**Problem to work on:** Find every line containing the word "situations" in the records below; report only how many there are.

**Entries supplied:**
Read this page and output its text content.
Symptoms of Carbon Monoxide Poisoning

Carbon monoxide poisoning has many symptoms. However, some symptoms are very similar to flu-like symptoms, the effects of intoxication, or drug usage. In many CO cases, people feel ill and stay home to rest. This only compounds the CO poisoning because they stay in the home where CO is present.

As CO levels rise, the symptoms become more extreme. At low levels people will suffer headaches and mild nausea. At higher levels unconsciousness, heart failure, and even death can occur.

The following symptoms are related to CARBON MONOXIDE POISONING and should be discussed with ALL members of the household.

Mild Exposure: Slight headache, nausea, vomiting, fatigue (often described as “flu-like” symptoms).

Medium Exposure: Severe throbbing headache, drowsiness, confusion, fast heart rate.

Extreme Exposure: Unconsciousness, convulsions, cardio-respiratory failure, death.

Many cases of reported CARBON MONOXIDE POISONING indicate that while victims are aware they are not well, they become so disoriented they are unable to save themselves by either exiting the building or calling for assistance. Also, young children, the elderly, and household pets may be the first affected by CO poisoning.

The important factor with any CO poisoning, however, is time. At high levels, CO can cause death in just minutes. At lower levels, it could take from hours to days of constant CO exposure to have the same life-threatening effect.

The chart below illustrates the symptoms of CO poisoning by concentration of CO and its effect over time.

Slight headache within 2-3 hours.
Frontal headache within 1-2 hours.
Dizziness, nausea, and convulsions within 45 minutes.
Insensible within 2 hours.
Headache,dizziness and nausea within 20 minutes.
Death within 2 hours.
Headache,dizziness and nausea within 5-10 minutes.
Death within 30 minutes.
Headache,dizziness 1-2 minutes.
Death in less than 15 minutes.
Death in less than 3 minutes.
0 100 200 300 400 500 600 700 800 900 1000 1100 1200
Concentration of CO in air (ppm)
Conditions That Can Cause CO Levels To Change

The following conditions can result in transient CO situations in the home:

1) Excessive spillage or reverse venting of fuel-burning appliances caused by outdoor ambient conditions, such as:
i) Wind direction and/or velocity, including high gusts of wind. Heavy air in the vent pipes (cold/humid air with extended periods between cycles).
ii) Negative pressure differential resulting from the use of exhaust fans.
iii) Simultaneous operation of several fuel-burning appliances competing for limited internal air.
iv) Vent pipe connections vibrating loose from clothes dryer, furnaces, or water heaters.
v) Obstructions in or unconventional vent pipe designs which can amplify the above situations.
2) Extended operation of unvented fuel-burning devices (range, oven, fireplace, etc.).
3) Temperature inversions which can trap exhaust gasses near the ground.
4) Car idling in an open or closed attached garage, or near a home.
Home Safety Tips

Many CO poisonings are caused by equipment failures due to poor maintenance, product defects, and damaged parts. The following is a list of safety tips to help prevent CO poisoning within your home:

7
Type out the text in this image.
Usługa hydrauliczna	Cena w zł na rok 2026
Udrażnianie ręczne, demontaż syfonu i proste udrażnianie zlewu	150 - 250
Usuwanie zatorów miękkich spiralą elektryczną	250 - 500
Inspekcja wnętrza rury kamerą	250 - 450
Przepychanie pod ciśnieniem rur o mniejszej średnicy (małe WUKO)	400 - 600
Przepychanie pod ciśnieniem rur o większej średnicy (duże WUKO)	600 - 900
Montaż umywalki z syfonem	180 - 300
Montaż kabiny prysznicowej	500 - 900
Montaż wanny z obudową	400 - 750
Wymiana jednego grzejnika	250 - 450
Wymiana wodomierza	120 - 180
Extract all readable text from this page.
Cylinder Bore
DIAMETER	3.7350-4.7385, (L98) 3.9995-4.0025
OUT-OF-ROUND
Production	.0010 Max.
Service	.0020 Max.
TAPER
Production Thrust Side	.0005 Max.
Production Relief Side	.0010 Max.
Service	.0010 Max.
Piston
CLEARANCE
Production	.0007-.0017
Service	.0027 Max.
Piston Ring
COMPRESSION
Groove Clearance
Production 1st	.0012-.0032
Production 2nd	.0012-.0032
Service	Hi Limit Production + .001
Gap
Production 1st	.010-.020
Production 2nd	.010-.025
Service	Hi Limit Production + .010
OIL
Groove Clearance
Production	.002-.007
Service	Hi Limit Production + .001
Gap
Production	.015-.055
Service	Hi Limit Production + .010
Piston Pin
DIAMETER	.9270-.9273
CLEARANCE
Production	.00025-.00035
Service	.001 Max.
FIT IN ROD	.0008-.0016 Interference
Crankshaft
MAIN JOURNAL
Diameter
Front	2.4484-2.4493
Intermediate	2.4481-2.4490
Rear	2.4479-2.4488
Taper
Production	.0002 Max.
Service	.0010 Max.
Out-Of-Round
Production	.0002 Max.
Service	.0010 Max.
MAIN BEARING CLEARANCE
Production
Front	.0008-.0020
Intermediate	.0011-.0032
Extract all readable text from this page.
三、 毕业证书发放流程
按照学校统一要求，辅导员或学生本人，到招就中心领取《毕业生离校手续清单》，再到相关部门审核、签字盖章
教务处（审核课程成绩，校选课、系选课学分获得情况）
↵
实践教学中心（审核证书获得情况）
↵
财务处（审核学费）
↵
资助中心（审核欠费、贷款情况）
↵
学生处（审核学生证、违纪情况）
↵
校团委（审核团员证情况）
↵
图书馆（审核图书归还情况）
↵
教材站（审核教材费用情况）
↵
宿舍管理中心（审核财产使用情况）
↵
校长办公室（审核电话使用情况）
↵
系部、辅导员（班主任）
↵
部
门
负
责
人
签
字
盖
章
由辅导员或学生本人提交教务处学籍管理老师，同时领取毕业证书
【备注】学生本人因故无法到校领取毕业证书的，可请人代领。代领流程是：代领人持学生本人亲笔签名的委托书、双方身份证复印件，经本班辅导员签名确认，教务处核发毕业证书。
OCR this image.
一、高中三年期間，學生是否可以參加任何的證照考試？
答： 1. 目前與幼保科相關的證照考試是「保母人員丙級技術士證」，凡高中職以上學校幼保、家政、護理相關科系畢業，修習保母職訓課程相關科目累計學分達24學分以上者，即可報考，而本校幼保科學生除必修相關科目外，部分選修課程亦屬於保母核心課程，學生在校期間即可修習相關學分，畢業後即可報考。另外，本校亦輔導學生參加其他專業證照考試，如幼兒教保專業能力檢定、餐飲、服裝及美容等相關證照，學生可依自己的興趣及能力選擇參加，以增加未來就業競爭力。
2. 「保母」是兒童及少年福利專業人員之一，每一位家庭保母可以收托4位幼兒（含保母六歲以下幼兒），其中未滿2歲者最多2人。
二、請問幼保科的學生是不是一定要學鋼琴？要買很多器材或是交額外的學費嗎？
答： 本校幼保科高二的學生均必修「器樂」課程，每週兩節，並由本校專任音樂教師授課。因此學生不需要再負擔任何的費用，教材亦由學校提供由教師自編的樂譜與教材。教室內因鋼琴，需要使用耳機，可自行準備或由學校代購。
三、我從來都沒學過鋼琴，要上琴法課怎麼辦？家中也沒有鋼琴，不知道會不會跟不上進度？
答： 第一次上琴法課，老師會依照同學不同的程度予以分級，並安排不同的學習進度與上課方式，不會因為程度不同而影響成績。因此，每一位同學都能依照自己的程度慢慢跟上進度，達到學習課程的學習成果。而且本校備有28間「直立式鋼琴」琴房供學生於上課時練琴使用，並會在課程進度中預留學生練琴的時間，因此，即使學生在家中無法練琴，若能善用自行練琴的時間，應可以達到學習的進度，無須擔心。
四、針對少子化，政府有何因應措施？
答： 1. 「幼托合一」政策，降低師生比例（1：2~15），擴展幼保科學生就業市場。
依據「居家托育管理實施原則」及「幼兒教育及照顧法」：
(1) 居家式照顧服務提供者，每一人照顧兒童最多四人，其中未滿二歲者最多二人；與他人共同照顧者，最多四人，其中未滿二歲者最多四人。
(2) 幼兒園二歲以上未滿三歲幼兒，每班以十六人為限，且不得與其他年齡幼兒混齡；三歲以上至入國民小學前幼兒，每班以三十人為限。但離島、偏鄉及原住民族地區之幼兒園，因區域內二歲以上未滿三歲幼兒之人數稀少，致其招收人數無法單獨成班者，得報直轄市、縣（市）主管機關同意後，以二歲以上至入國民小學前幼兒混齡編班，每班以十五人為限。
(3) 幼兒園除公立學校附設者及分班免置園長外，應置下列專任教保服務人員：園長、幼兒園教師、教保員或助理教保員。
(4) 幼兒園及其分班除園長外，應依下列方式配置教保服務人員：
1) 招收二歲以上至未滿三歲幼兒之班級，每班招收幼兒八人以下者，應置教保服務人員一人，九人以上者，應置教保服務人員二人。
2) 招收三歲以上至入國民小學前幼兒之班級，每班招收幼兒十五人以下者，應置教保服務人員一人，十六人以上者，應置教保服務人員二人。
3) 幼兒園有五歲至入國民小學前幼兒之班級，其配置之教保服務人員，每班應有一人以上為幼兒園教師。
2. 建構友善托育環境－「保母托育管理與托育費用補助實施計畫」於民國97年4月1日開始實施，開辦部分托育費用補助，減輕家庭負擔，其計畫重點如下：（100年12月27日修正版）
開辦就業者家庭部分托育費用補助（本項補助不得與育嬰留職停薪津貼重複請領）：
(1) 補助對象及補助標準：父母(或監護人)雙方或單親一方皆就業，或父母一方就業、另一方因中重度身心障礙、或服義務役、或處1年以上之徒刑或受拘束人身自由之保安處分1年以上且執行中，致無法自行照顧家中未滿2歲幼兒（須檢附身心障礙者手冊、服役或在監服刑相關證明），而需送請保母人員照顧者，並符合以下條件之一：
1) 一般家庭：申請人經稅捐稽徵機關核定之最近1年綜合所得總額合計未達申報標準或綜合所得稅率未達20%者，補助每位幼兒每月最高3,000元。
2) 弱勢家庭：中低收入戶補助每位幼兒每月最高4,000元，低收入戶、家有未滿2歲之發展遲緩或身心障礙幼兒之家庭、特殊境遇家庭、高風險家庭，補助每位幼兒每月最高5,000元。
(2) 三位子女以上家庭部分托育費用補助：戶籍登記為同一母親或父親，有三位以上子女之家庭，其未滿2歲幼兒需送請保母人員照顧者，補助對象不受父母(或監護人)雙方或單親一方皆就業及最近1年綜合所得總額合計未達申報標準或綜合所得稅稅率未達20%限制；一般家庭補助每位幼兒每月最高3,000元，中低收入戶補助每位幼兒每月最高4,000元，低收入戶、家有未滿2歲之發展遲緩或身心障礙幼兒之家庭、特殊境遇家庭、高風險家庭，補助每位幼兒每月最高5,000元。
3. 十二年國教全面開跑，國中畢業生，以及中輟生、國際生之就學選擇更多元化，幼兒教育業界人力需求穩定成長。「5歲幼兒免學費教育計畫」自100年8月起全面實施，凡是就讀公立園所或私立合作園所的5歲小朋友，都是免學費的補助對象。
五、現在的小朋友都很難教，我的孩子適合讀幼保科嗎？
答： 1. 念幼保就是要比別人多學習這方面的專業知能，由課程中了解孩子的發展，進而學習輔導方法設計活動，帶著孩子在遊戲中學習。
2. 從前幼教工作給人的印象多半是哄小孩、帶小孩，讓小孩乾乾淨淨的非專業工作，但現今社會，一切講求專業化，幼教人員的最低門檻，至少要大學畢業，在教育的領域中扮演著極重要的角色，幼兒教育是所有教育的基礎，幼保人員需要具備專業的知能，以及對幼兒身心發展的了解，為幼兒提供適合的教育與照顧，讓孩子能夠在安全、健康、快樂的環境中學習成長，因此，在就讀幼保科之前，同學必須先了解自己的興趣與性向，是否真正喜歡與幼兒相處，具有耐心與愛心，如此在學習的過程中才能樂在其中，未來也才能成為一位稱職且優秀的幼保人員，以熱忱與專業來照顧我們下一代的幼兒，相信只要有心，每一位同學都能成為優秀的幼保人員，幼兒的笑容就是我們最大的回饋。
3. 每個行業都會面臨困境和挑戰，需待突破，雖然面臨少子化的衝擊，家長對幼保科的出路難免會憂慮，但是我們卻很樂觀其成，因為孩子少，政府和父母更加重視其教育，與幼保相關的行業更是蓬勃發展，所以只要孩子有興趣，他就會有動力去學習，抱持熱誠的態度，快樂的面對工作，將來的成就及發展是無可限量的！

**Final answer:** 2